INFORMATION PROVIDED -
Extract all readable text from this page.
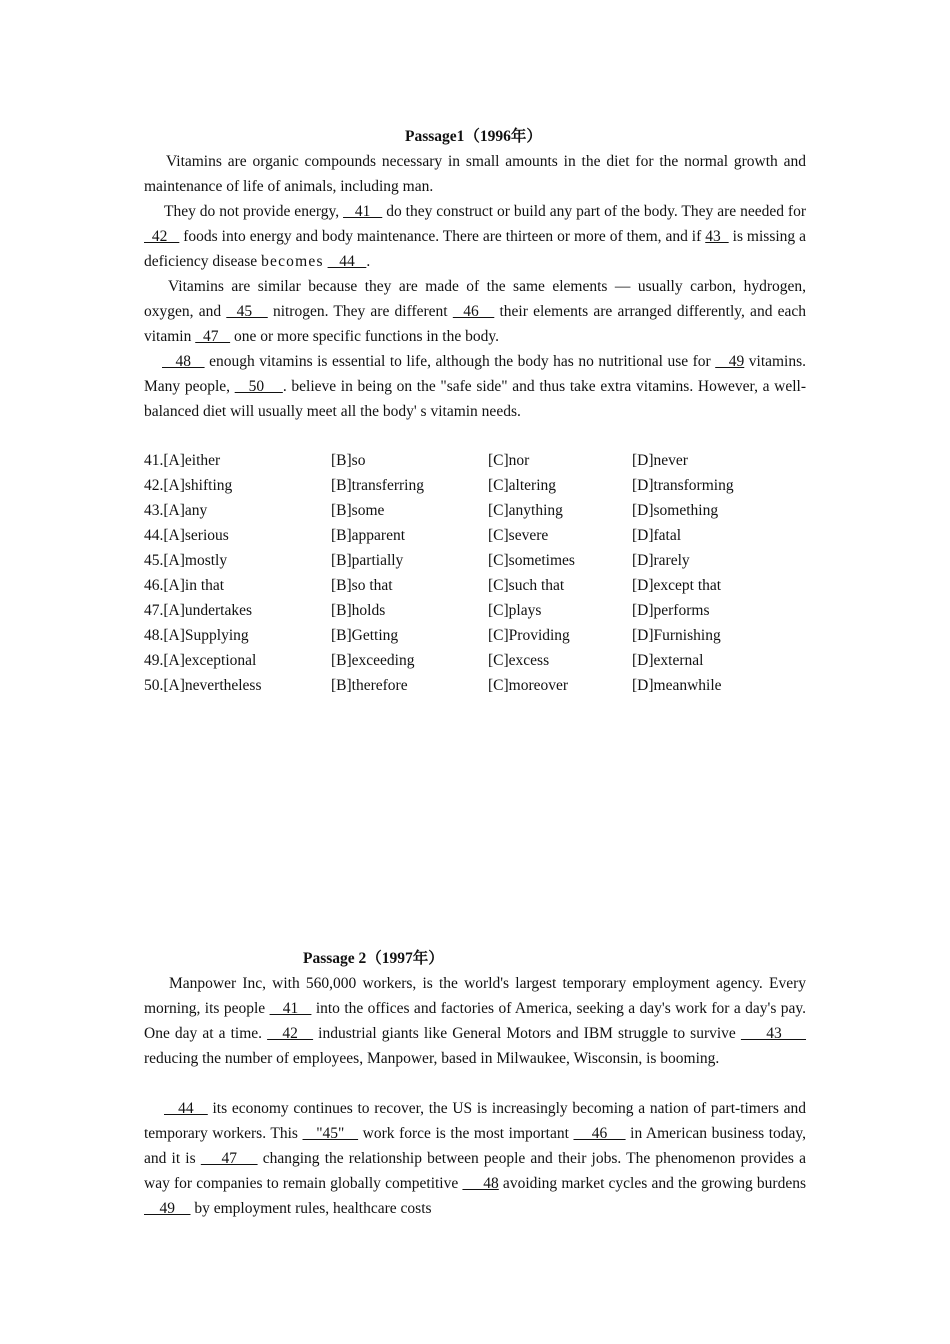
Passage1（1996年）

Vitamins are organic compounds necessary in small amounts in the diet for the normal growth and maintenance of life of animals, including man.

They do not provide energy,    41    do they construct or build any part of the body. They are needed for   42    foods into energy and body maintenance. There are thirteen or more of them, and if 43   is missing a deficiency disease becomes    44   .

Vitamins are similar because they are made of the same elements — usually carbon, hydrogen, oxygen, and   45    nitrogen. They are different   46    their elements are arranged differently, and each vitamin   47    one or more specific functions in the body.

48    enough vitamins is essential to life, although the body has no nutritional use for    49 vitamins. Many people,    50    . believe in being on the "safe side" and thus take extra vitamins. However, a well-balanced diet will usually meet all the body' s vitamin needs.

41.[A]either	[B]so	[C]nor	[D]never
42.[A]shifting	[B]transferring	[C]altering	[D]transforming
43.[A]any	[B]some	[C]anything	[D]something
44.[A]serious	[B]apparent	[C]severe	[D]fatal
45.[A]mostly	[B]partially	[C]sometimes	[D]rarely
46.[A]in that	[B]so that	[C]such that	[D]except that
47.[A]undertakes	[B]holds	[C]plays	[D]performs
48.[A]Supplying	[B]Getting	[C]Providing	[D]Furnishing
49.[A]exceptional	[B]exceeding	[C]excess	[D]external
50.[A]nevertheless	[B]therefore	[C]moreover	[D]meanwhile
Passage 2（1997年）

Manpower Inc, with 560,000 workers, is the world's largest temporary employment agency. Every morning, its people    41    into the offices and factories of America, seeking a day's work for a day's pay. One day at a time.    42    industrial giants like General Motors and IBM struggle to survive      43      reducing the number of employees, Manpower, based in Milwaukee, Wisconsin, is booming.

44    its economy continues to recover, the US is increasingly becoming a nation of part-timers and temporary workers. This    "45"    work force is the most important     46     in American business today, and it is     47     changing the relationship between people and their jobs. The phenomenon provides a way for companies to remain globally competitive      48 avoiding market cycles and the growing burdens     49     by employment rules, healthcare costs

EXERCISE - Return the listing above unchanged, apart from dropping its pictures.

THE COMPLETED TASK -
Extract all readable text from this page.
Passage1（1996年）

Vitamins are organic compounds necessary in small amounts in the diet for the normal growth and maintenance of life of animals, including man.

They do not provide energy,    41    do they construct or build any part of the body. They are needed for   42    foods into energy and body maintenance. There are thirteen or more of them, and if 43   is missing a deficiency disease becomes    44   .

Vitamins are similar because they are made of the same elements — usually carbon, hydrogen, oxygen, and   45    nitrogen. They are different   46    their elements are arranged differently, and each vitamin   47    one or more specific functions in the body.

48    enough vitamins is essential to life, although the body has no nutritional use for    49 vitamins. Many people,    50    . believe in being on the "safe side" and thus take extra vitamins. However, a well-balanced diet will usually meet all the body' s vitamin needs.

41.[A]either	[B]so	[C]nor	[D]never
42.[A]shifting	[B]transferring	[C]altering	[D]transforming
43.[A]any	[B]some	[C]anything	[D]something
44.[A]serious	[B]apparent	[C]severe	[D]fatal
45.[A]mostly	[B]partially	[C]sometimes	[D]rarely
46.[A]in that	[B]so that	[C]such that	[D]except that
47.[A]undertakes	[B]holds	[C]plays	[D]performs
48.[A]Supplying	[B]Getting	[C]Providing	[D]Furnishing
49.[A]exceptional	[B]exceeding	[C]excess	[D]external
50.[A]nevertheless	[B]therefore	[C]moreover	[D]meanwhile
Passage 2（1997年）

Manpower Inc, with 560,000 workers, is the world's largest temporary employment agency. Every morning, its people    41    into the offices and factories of America, seeking a day's work for a day's pay. One day at a time.    42    industrial giants like General Motors and IBM struggle to survive      43      reducing the number of employees, Manpower, based in Milwaukee, Wisconsin, is booming.

44    its economy continues to recover, the US is increasingly becoming a nation of part-timers and temporary workers. This    "45"    work force is the most important     46     in American business today, and it is     47     changing the relationship between people and their jobs. The phenomenon provides a way for companies to remain globally competitive      48 avoiding market cycles and the growing burdens     49     by employment rules, healthcare costs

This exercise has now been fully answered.